### The request
Using the listing below, extract each line that has the word "phone" in it.

### Material to process
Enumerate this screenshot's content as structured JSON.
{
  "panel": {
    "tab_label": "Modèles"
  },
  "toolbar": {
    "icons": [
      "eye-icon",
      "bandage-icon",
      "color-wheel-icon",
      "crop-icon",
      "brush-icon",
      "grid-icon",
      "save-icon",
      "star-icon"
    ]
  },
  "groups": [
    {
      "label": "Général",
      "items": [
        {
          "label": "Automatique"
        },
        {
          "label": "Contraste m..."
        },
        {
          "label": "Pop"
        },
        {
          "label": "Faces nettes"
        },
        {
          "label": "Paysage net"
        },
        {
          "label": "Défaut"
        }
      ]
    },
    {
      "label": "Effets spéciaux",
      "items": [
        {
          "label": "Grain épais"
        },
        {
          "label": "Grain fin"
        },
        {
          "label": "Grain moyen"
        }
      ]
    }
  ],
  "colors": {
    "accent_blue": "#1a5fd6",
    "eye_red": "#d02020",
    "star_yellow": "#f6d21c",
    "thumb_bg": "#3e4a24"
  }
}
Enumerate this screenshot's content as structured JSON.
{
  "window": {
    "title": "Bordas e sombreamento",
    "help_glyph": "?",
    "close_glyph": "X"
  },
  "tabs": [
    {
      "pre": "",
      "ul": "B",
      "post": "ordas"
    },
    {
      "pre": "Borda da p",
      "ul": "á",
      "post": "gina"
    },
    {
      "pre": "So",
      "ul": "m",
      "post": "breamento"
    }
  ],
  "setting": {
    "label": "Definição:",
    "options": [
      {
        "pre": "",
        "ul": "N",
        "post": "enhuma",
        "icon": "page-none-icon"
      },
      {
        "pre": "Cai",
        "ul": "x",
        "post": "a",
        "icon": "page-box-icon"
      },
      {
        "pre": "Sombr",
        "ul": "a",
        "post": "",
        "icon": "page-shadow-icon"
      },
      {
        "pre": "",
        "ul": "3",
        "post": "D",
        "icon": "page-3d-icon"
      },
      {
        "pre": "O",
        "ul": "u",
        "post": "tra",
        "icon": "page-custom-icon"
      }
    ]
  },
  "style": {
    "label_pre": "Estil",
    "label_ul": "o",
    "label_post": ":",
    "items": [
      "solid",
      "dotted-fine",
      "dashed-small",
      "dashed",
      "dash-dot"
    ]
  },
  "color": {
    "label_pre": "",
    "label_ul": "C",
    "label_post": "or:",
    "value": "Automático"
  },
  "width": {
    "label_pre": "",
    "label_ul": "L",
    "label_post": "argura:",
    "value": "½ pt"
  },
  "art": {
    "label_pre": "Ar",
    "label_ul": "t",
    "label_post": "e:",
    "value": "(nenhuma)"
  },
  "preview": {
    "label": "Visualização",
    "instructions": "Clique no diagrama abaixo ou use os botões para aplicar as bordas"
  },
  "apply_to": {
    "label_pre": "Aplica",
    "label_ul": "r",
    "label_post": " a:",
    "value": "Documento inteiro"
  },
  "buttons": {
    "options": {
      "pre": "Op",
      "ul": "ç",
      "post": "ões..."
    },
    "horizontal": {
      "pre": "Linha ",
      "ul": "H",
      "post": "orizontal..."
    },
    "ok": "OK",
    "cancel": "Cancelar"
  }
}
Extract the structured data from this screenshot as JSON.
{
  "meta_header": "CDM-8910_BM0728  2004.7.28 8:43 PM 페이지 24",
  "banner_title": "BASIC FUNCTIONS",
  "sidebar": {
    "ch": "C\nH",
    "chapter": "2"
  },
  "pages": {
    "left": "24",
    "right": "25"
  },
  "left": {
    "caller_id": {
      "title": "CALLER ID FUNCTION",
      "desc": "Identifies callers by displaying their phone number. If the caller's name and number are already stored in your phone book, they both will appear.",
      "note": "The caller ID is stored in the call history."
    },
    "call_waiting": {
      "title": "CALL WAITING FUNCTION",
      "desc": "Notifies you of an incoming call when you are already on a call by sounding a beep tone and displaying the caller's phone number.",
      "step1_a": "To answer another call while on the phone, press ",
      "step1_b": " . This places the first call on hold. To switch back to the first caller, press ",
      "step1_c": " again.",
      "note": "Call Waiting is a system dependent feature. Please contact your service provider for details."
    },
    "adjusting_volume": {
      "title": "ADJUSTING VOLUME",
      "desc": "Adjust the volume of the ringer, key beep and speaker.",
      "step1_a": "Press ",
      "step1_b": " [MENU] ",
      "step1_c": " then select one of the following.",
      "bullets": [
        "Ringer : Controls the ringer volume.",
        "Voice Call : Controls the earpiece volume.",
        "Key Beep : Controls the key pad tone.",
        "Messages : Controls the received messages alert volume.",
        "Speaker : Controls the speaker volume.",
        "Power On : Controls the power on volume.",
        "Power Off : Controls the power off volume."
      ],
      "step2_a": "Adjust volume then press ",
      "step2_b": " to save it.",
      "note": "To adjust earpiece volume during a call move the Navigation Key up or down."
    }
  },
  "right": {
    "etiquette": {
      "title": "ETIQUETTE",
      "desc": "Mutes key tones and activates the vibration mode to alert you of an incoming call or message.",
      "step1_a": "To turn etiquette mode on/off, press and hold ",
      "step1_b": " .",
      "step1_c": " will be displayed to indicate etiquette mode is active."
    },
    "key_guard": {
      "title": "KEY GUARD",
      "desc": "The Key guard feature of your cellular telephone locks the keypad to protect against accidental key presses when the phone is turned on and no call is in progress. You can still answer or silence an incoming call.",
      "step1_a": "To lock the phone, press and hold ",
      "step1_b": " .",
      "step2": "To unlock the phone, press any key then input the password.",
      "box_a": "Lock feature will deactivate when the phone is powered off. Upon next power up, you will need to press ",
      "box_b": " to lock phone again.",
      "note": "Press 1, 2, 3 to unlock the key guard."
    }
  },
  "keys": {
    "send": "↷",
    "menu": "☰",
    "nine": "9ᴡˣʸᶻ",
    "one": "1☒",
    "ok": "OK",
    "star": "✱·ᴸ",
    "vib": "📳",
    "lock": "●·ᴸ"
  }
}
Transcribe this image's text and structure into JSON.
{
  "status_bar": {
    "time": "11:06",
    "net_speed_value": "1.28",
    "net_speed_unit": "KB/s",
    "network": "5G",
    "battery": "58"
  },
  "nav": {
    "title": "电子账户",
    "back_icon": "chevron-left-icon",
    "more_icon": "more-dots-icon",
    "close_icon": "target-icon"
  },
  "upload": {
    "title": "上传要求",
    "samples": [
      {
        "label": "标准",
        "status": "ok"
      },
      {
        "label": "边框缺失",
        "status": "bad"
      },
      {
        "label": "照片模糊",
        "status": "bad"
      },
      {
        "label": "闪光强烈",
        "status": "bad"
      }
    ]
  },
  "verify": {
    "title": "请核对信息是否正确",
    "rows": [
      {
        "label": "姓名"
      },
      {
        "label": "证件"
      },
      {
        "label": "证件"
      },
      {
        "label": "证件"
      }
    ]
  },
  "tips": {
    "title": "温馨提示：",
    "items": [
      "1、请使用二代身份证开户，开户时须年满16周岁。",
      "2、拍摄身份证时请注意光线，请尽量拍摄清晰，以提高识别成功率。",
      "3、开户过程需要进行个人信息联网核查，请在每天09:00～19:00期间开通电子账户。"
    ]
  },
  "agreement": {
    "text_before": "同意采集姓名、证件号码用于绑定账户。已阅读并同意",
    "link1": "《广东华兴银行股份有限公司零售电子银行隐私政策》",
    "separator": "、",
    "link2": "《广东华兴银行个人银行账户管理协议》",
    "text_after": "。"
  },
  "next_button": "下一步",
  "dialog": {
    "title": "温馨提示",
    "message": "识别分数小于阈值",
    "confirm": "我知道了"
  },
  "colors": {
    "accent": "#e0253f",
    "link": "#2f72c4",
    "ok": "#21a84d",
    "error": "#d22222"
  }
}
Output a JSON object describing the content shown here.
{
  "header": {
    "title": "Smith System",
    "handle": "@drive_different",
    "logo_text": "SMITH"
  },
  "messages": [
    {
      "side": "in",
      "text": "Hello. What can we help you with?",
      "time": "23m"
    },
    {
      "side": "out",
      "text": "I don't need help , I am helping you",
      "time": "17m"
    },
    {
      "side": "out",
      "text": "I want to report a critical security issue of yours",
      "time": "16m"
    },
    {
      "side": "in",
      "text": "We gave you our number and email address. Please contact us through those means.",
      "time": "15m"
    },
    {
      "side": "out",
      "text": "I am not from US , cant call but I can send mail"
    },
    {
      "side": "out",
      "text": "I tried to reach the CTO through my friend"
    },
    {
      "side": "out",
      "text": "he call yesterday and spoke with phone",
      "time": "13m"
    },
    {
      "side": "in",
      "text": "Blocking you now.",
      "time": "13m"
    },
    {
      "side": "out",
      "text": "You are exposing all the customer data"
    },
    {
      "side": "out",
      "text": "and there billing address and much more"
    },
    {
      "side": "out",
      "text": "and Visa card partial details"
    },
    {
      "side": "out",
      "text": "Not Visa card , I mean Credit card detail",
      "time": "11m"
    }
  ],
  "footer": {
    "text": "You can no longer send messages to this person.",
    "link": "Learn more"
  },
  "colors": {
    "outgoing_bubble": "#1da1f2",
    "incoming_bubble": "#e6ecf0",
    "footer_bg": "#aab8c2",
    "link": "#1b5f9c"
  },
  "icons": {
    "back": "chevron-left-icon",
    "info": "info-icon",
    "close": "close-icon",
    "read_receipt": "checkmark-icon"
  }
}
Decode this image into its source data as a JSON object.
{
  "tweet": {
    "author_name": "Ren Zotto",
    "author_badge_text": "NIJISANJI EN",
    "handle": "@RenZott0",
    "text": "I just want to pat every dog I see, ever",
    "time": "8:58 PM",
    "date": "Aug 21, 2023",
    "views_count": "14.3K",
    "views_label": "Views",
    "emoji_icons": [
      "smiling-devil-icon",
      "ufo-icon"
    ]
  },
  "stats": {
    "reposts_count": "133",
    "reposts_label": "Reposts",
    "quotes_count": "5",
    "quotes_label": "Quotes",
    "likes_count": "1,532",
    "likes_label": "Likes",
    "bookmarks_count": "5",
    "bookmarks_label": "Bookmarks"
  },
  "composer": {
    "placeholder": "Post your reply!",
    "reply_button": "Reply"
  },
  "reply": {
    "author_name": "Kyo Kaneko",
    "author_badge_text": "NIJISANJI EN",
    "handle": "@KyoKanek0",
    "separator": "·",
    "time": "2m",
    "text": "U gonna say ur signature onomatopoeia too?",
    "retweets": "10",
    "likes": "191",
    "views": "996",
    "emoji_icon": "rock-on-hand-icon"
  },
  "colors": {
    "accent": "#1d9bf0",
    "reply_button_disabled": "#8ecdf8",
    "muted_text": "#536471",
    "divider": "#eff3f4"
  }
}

### Problem solution
      "desc": "Identifies callers by displaying their phone number. If the caller's name and number are already stored in your phone book, they both will appear.",
      "desc": "Notifies you of an incoming call when you are already on a call by sounding a beep tone and displaying the caller's phone number.",
      "step1_a": "To answer another call while on the phone, press ",
      "desc": "The Key guard feature of your cellular telephone locks the keypad to protect against accidental key presses when the phone is turned on and no call is in progress. You can still answer or silence an incoming call.",
      "step1_a": "To lock the phone, press and hold ",
      "step2": "To unlock the phone, press any key then input the password.",
      "box_a": "Lock feature will deactivate when the phone is powered off. Upon next power up, you will need to press ",
      "box_b": " to lock phone again.",
      "text": "he call yesterday and spoke with phone",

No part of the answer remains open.